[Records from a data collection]
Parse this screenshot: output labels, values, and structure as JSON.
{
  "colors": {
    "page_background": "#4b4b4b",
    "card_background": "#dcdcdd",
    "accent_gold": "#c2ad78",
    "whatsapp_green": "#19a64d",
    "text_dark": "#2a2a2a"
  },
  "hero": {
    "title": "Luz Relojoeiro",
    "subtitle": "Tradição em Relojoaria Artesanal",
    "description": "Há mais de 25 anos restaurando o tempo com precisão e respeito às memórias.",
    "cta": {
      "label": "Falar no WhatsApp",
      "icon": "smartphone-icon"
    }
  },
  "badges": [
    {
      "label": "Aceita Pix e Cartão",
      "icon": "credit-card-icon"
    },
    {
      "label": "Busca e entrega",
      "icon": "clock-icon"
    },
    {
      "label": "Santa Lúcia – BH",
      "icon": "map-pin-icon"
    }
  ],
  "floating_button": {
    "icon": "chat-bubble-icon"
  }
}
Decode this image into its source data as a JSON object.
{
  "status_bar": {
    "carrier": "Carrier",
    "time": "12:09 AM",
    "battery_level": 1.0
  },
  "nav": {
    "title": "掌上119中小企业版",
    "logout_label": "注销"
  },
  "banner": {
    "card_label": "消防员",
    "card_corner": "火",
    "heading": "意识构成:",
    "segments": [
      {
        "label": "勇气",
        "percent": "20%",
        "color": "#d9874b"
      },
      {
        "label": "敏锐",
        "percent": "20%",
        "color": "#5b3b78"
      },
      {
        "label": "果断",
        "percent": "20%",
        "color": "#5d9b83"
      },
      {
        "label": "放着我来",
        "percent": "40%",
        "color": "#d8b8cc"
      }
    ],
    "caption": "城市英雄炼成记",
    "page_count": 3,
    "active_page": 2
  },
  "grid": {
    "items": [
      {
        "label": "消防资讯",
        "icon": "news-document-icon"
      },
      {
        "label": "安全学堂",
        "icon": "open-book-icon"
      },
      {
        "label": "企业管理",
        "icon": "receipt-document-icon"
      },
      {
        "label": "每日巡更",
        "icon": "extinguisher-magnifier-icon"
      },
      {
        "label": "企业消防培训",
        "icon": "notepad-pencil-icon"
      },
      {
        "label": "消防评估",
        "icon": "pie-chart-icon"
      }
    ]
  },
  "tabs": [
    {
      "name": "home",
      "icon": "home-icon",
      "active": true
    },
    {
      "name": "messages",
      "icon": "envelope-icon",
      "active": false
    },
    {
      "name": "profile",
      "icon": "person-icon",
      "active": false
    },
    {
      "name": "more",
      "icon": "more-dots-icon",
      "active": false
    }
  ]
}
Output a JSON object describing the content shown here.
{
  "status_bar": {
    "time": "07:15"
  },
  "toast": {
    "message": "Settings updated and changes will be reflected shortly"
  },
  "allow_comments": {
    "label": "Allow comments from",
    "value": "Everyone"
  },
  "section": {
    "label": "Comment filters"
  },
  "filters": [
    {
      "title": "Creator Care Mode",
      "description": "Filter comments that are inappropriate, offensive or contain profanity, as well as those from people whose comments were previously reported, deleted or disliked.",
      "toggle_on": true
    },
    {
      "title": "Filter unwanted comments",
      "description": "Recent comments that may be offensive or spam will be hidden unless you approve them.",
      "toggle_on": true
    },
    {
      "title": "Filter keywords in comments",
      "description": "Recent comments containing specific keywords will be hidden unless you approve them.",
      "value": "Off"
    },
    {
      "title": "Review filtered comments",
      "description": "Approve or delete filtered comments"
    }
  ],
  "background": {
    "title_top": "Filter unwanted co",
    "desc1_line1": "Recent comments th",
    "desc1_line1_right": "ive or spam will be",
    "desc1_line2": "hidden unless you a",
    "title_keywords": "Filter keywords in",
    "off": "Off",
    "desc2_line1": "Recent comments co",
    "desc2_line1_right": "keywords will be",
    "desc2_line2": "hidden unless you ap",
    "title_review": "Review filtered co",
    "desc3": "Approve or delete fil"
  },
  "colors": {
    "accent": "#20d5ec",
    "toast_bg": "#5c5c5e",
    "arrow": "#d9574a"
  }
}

▶ WHAT IS REQUIRED:
Extract each record, keeping it identical to the original.

▶ TASK RESULT:
Parse this screenshot: output labels, values, and structure as JSON.
{
  "colors": {
    "page_background": "#4b4b4b",
    "card_background": "#dcdcdd",
    "accent_gold": "#c2ad78",
    "whatsapp_green": "#19a64d",
    "text_dark": "#2a2a2a"
  },
  "hero": {
    "title": "Luz Relojoeiro",
    "subtitle": "Tradição em Relojoaria Artesanal",
    "description": "Há mais de 25 anos restaurando o tempo com precisão e respeito às memórias.",
    "cta": {
      "label": "Falar no WhatsApp",
      "icon": "smartphone-icon"
    }
  },
  "badges": [
    {
      "label": "Aceita Pix e Cartão",
      "icon": "credit-card-icon"
    },
    {
      "label": "Busca e entrega",
      "icon": "clock-icon"
    },
    {
      "label": "Santa Lúcia – BH",
      "icon": "map-pin-icon"
    }
  ],
  "floating_button": {
    "icon": "chat-bubble-icon"
  }
}
Decode this image into its source data as a JSON object.
{
  "status_bar": {
    "carrier": "Carrier",
    "time": "12:09 AM",
    "battery_level": 1.0
  },
  "nav": {
    "title": "掌上119中小企业版",
    "logout_label": "注销"
  },
  "banner": {
    "card_label": "消防员",
    "card_corner": "火",
    "heading": "意识构成:",
    "segments": [
      {
        "label": "勇气",
        "percent": "20%",
        "color": "#d9874b"
      },
      {
        "label": "敏锐",
        "percent": "20%",
        "color": "#5b3b78"
      },
      {
        "label": "果断",
        "percent": "20%",
        "color": "#5d9b83"
      },
      {
        "label": "放着我来",
        "percent": "40%",
        "color": "#d8b8cc"
      }
    ],
    "caption": "城市英雄炼成记",
    "page_count": 3,
    "active_page": 2
  },
  "grid": {
    "items": [
      {
        "label": "消防资讯",
        "icon": "news-document-icon"
      },
      {
        "label": "安全学堂",
        "icon": "open-book-icon"
      },
      {
        "label": "企业管理",
        "icon": "receipt-document-icon"
      },
      {
        "label": "每日巡更",
        "icon": "extinguisher-magnifier-icon"
      },
      {
        "label": "企业消防培训",
        "icon": "notepad-pencil-icon"
      },
      {
        "label": "消防评估",
        "icon": "pie-chart-icon"
      }
    ]
  },
  "tabs": [
    {
      "name": "home",
      "icon": "home-icon",
      "active": true
    },
    {
      "name": "messages",
      "icon": "envelope-icon",
      "active": false
    },
    {
      "name": "profile",
      "icon": "person-icon",
      "active": false
    },
    {
      "name": "more",
      "icon": "more-dots-icon",
      "active": false
    }
  ]
}
Output a JSON object describing the content shown here.
{
  "status_bar": {
    "time": "07:15"
  },
  "toast": {
    "message": "Settings updated and changes will be reflected shortly"
  },
  "allow_comments": {
    "label": "Allow comments from",
    "value": "Everyone"
  },
  "section": {
    "label": "Comment filters"
  },
  "filters": [
    {
      "title": "Creator Care Mode",
      "description": "Filter comments that are inappropriate, offensive or contain profanity, as well as those from people whose comments were previously reported, deleted or disliked.",
      "toggle_on": true
    },
    {
      "title": "Filter unwanted comments",
      "description": "Recent comments that may be offensive or spam will be hidden unless you approve them.",
      "toggle_on": true
    },
    {
      "title": "Filter keywords in comments",
      "description": "Recent comments containing specific keywords will be hidden unless you approve them.",
      "value": "Off"
    },
    {
      "title": "Review filtered comments",
      "description": "Approve or delete filtered comments"
    }
  ],
  "background": {
    "title_top": "Filter unwanted co",
    "desc1_line1": "Recent comments th",
    "desc1_line1_right": "ive or spam will be",
    "desc1_line2": "hidden unless you a",
    "title_keywords": "Filter keywords in",
    "off": "Off",
    "desc2_line1": "Recent comments co",
    "desc2_line1_right": "keywords will be",
    "desc2_line2": "hidden unless you ap",
    "title_review": "Review filtered co",
    "desc3": "Approve or delete fil"
  },
  "colors": {
    "accent": "#20d5ec",
    "toast_bg": "#5c5c5e",
    "arrow": "#d9574a"
  }
}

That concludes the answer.